§ OBJECTIVE
Return the material exactly as supplied, apart from the pictures, which are omitted.

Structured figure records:
▽

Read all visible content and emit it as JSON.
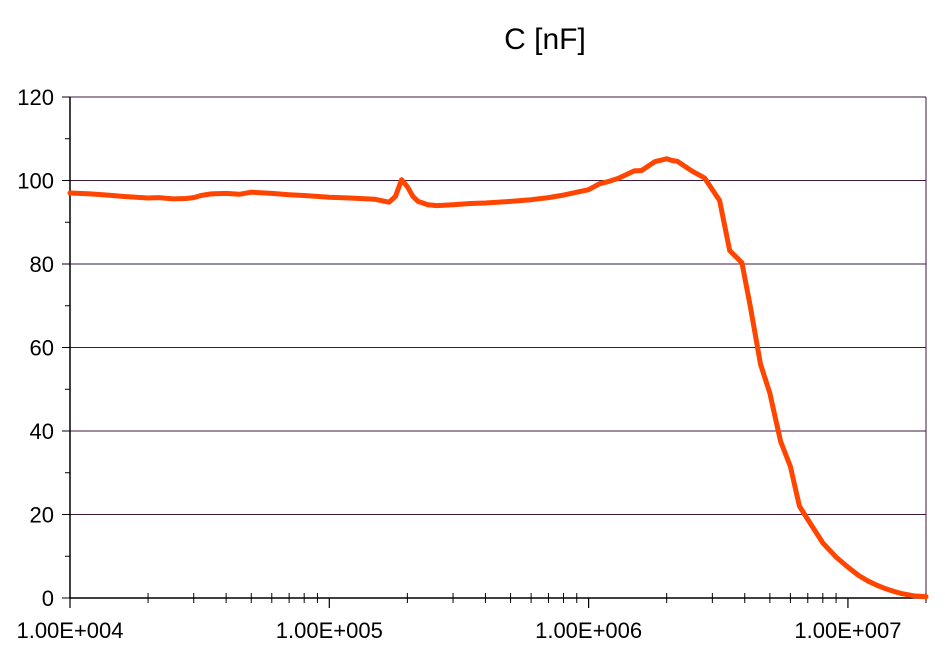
{
  "chart_data": {
    "type": "line",
    "title": "C [nF]",
    "xlabel": "",
    "ylabel": "",
    "x_scale": "log",
    "xlim": [
      10000,
      20000000
    ],
    "ylim": [
      0,
      120
    ],
    "x_tick_labels": [
      "1.00E+004",
      "1.00E+005",
      "1.00E+006",
      "1.00E+007"
    ],
    "x_tick_values": [
      10000,
      100000,
      1000000,
      10000000
    ],
    "y_ticks": [
      0,
      20,
      40,
      60,
      80,
      100,
      120
    ],
    "grid": "horizontal",
    "legend": "none",
    "series": [
      {
        "color": "#ff4500",
        "x": [
          10000,
          12000,
          14000,
          16000,
          18000,
          20000,
          22000,
          25000,
          28000,
          30000,
          32000,
          35000,
          40000,
          45000,
          50000,
          60000,
          70000,
          80000,
          100000,
          120000,
          150000,
          170000,
          180000,
          190000,
          200000,
          210000,
          220000,
          240000,
          260000,
          300000,
          350000,
          400000,
          500000,
          600000,
          700000,
          800000,
          900000,
          1000000,
          1100000,
          1200000,
          1300000,
          1500000,
          1600000,
          1800000,
          2000000,
          2100000,
          2200000,
          2500000,
          2800000,
          3200000,
          3500000,
          3900000,
          4200000,
          4600000,
          5000000,
          5500000,
          6000000,
          6500000,
          7000000,
          8000000,
          9000000,
          10000000,
          11000000,
          12000000,
          13000000,
          14000000,
          15000000,
          16000000,
          17000000,
          18000000,
          20000000
        ],
        "y": [
          97,
          96.8,
          96.5,
          96.2,
          96,
          95.8,
          95.9,
          95.6,
          95.7,
          95.9,
          96.4,
          96.8,
          96.9,
          96.7,
          97.2,
          96.9,
          96.6,
          96.4,
          96,
          95.8,
          95.5,
          94.8,
          96.2,
          100.2,
          98.5,
          96.2,
          95,
          94.2,
          94,
          94.2,
          94.5,
          94.6,
          95,
          95.4,
          95.9,
          96.5,
          97.2,
          97.8,
          99.2,
          99.8,
          100.5,
          102.3,
          102.4,
          104.5,
          105.2,
          104.8,
          104.6,
          102.3,
          100.6,
          95.2,
          83.2,
          80.3,
          70,
          56,
          49,
          37.5,
          31.5,
          22,
          18.8,
          13.2,
          9.8,
          7.4,
          5.4,
          4,
          3,
          2.2,
          1.6,
          1.1,
          0.8,
          0.5,
          0.3
        ]
      }
    ]
  }
}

△

§ EXPECTED ANSWER
Read all visible content and emit it as JSON.
{
  "chart_data": {
    "type": "line",
    "title": "C [nF]",
    "xlabel": "",
    "ylabel": "",
    "x_scale": "log",
    "xlim": [
      10000,
      20000000
    ],
    "ylim": [
      0,
      120
    ],
    "x_tick_labels": [
      "1.00E+004",
      "1.00E+005",
      "1.00E+006",
      "1.00E+007"
    ],
    "x_tick_values": [
      10000,
      100000,
      1000000,
      10000000
    ],
    "y_ticks": [
      0,
      20,
      40,
      60,
      80,
      100,
      120
    ],
    "grid": "horizontal",
    "legend": "none",
    "series": [
      {
        "color": "#ff4500",
        "x": [
          10000,
          12000,
          14000,
          16000,
          18000,
          20000,
          22000,
          25000,
          28000,
          30000,
          32000,
          35000,
          40000,
          45000,
          50000,
          60000,
          70000,
          80000,
          100000,
          120000,
          150000,
          170000,
          180000,
          190000,
          200000,
          210000,
          220000,
          240000,
          260000,
          300000,
          350000,
          400000,
          500000,
          600000,
          700000,
          800000,
          900000,
          1000000,
          1100000,
          1200000,
          1300000,
          1500000,
          1600000,
          1800000,
          2000000,
          2100000,
          2200000,
          2500000,
          2800000,
          3200000,
          3500000,
          3900000,
          4200000,
          4600000,
          5000000,
          5500000,
          6000000,
          6500000,
          7000000,
          8000000,
          9000000,
          10000000,
          11000000,
          12000000,
          13000000,
          14000000,
          15000000,
          16000000,
          17000000,
          18000000,
          20000000
        ],
        "y": [
          97,
          96.8,
          96.5,
          96.2,
          96,
          95.8,
          95.9,
          95.6,
          95.7,
          95.9,
          96.4,
          96.8,
          96.9,
          96.7,
          97.2,
          96.9,
          96.6,
          96.4,
          96,
          95.8,
          95.5,
          94.8,
          96.2,
          100.2,
          98.5,
          96.2,
          95,
          94.2,
          94,
          94.2,
          94.5,
          94.6,
          95,
          95.4,
          95.9,
          96.5,
          97.2,
          97.8,
          99.2,
          99.8,
          100.5,
          102.3,
          102.4,
          104.5,
          105.2,
          104.8,
          104.6,
          102.3,
          100.6,
          95.2,
          83.2,
          80.3,
          70,
          56,
          49,
          37.5,
          31.5,
          22,
          18.8,
          13.2,
          9.8,
          7.4,
          5.4,
          4,
          3,
          2.2,
          1.6,
          1.1,
          0.8,
          0.5,
          0.3
        ]
      }
    ]
  }
}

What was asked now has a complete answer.